__Objective__. Could you extract every entry below and reproduce it exactly?

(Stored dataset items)
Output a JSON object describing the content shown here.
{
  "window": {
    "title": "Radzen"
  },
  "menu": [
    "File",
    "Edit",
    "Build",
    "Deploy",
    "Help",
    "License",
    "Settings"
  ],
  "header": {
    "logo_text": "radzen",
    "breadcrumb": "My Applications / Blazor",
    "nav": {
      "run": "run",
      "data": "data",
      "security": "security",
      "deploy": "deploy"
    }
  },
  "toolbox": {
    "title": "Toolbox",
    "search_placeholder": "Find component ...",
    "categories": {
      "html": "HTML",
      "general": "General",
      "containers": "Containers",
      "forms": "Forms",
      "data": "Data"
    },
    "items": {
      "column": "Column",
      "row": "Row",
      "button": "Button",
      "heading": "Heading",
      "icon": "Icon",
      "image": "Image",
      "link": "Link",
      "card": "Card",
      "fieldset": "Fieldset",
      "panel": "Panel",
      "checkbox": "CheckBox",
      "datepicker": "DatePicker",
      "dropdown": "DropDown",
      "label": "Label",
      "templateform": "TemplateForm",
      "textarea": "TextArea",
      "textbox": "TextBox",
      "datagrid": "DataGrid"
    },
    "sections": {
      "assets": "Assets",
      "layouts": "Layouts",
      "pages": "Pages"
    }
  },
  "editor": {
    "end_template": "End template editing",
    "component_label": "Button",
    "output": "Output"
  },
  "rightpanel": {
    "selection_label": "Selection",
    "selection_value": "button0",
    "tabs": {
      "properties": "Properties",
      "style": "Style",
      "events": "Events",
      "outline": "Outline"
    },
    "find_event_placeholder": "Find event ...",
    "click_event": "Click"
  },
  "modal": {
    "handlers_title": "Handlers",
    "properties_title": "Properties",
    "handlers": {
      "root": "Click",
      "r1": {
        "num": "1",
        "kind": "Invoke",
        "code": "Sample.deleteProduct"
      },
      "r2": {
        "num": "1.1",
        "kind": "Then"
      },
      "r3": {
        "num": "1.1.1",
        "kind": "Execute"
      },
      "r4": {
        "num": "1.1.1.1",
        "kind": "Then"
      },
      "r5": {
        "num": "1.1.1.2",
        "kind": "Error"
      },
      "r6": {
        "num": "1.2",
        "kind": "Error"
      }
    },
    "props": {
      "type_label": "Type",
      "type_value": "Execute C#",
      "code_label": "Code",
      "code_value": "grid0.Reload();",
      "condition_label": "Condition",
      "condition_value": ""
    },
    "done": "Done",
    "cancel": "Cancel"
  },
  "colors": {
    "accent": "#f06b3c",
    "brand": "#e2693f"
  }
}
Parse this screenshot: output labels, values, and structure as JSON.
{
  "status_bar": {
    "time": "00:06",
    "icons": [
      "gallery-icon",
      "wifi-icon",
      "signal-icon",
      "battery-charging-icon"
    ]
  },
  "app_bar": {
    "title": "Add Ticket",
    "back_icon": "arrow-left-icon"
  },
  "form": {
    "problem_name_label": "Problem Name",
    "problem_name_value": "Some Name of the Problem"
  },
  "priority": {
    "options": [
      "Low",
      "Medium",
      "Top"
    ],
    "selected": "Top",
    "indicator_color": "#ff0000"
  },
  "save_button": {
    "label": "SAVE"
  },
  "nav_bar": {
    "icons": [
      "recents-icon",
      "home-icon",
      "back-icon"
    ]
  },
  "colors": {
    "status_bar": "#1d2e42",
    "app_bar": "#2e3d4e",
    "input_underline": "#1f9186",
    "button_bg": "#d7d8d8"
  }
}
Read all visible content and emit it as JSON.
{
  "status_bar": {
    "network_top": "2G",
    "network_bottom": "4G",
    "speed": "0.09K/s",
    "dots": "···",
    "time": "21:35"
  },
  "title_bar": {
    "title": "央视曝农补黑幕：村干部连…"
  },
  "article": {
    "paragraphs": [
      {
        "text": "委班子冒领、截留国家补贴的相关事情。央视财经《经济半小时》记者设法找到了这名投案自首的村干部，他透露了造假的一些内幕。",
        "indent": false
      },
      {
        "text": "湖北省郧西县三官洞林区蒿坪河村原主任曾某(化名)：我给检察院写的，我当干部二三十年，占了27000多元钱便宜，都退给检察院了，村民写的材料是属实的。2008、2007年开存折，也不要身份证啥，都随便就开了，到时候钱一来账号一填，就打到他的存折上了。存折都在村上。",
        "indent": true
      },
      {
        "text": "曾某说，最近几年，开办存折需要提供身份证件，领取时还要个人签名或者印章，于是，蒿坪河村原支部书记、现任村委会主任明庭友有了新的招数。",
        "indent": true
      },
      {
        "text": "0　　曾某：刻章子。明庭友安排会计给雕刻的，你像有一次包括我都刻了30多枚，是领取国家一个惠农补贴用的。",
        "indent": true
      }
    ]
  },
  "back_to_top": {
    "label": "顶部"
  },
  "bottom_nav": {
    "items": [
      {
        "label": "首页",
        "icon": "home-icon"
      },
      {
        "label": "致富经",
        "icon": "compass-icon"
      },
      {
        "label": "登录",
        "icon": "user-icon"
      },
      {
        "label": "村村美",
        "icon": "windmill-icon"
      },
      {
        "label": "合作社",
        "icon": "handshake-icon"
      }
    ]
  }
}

__Answer for the task__.
Output a JSON object describing the content shown here.
{
  "window": {
    "title": "Radzen"
  },
  "menu": [
    "File",
    "Edit",
    "Build",
    "Deploy",
    "Help",
    "License",
    "Settings"
  ],
  "header": {
    "logo_text": "radzen",
    "breadcrumb": "My Applications / Blazor",
    "nav": {
      "run": "run",
      "data": "data",
      "security": "security",
      "deploy": "deploy"
    }
  },
  "toolbox": {
    "title": "Toolbox",
    "search_placeholder": "Find component ...",
    "categories": {
      "html": "HTML",
      "general": "General",
      "containers": "Containers",
      "forms": "Forms",
      "data": "Data"
    },
    "items": {
      "column": "Column",
      "row": "Row",
      "button": "Button",
      "heading": "Heading",
      "icon": "Icon",
      "image": "Image",
      "link": "Link",
      "card": "Card",
      "fieldset": "Fieldset",
      "panel": "Panel",
      "checkbox": "CheckBox",
      "datepicker": "DatePicker",
      "dropdown": "DropDown",
      "label": "Label",
      "templateform": "TemplateForm",
      "textarea": "TextArea",
      "textbox": "TextBox",
      "datagrid": "DataGrid"
    },
    "sections": {
      "assets": "Assets",
      "layouts": "Layouts",
      "pages": "Pages"
    }
  },
  "editor": {
    "end_template": "End template editing",
    "component_label": "Button",
    "output": "Output"
  },
  "rightpanel": {
    "selection_label": "Selection",
    "selection_value": "button0",
    "tabs": {
      "properties": "Properties",
      "style": "Style",
      "events": "Events",
      "outline": "Outline"
    },
    "find_event_placeholder": "Find event ...",
    "click_event": "Click"
  },
  "modal": {
    "handlers_title": "Handlers",
    "properties_title": "Properties",
    "handlers": {
      "root": "Click",
      "r1": {
        "num": "1",
        "kind": "Invoke",
        "code": "Sample.deleteProduct"
      },
      "r2": {
        "num": "1.1",
        "kind": "Then"
      },
      "r3": {
        "num": "1.1.1",
        "kind": "Execute"
      },
      "r4": {
        "num": "1.1.1.1",
        "kind": "Then"
      },
      "r5": {
        "num": "1.1.1.2",
        "kind": "Error"
      },
      "r6": {
        "num": "1.2",
        "kind": "Error"
      }
    },
    "props": {
      "type_label": "Type",
      "type_value": "Execute C#",
      "code_label": "Code",
      "code_value": "grid0.Reload();",
      "condition_label": "Condition",
      "condition_value": ""
    },
    "done": "Done",
    "cancel": "Cancel"
  },
  "colors": {
    "accent": "#f06b3c",
    "brand": "#e2693f"
  }
}
Parse this screenshot: output labels, values, and structure as JSON.
{
  "status_bar": {
    "time": "00:06",
    "icons": [
      "gallery-icon",
      "wifi-icon",
      "signal-icon",
      "battery-charging-icon"
    ]
  },
  "app_bar": {
    "title": "Add Ticket",
    "back_icon": "arrow-left-icon"
  },
  "form": {
    "problem_name_label": "Problem Name",
    "problem_name_value": "Some Name of the Problem"
  },
  "priority": {
    "options": [
      "Low",
      "Medium",
      "Top"
    ],
    "selected": "Top",
    "indicator_color": "#ff0000"
  },
  "save_button": {
    "label": "SAVE"
  },
  "nav_bar": {
    "icons": [
      "recents-icon",
      "home-icon",
      "back-icon"
    ]
  },
  "colors": {
    "status_bar": "#1d2e42",
    "app_bar": "#2e3d4e",
    "input_underline": "#1f9186",
    "button_bg": "#d7d8d8"
  }
}
Read all visible content and emit it as JSON.
{
  "status_bar": {
    "network_top": "2G",
    "network_bottom": "4G",
    "speed": "0.09K/s",
    "dots": "···",
    "time": "21:35"
  },
  "title_bar": {
    "title": "央视曝农补黑幕：村干部连…"
  },
  "article": {
    "paragraphs": [
      {
        "text": "委班子冒领、截留国家补贴的相关事情。央视财经《经济半小时》记者设法找到了这名投案自首的村干部，他透露了造假的一些内幕。",
        "indent": false
      },
      {
        "text": "湖北省郧西县三官洞林区蒿坪河村原主任曾某(化名)：我给检察院写的，我当干部二三十年，占了27000多元钱便宜，都退给检察院了，村民写的材料是属实的。2008、2007年开存折，也不要身份证啥，都随便就开了，到时候钱一来账号一填，就打到他的存折上了。存折都在村上。",
        "indent": true
      },
      {
        "text": "曾某说，最近几年，开办存折需要提供身份证件，领取时还要个人签名或者印章，于是，蒿坪河村原支部书记、现任村委会主任明庭友有了新的招数。",
        "indent": true
      },
      {
        "text": "0　　曾某：刻章子。明庭友安排会计给雕刻的，你像有一次包括我都刻了30多枚，是领取国家一个惠农补贴用的。",
        "indent": true
      }
    ]
  },
  "back_to_top": {
    "label": "顶部"
  },
  "bottom_nav": {
    "items": [
      {
        "label": "首页",
        "icon": "home-icon"
      },
      {
        "label": "致富经",
        "icon": "compass-icon"
      },
      {
        "label": "登录",
        "icon": "user-icon"
      },
      {
        "label": "村村美",
        "icon": "windmill-icon"
      },
      {
        "label": "合作社",
        "icon": "handshake-icon"
      }
    ]
  }
}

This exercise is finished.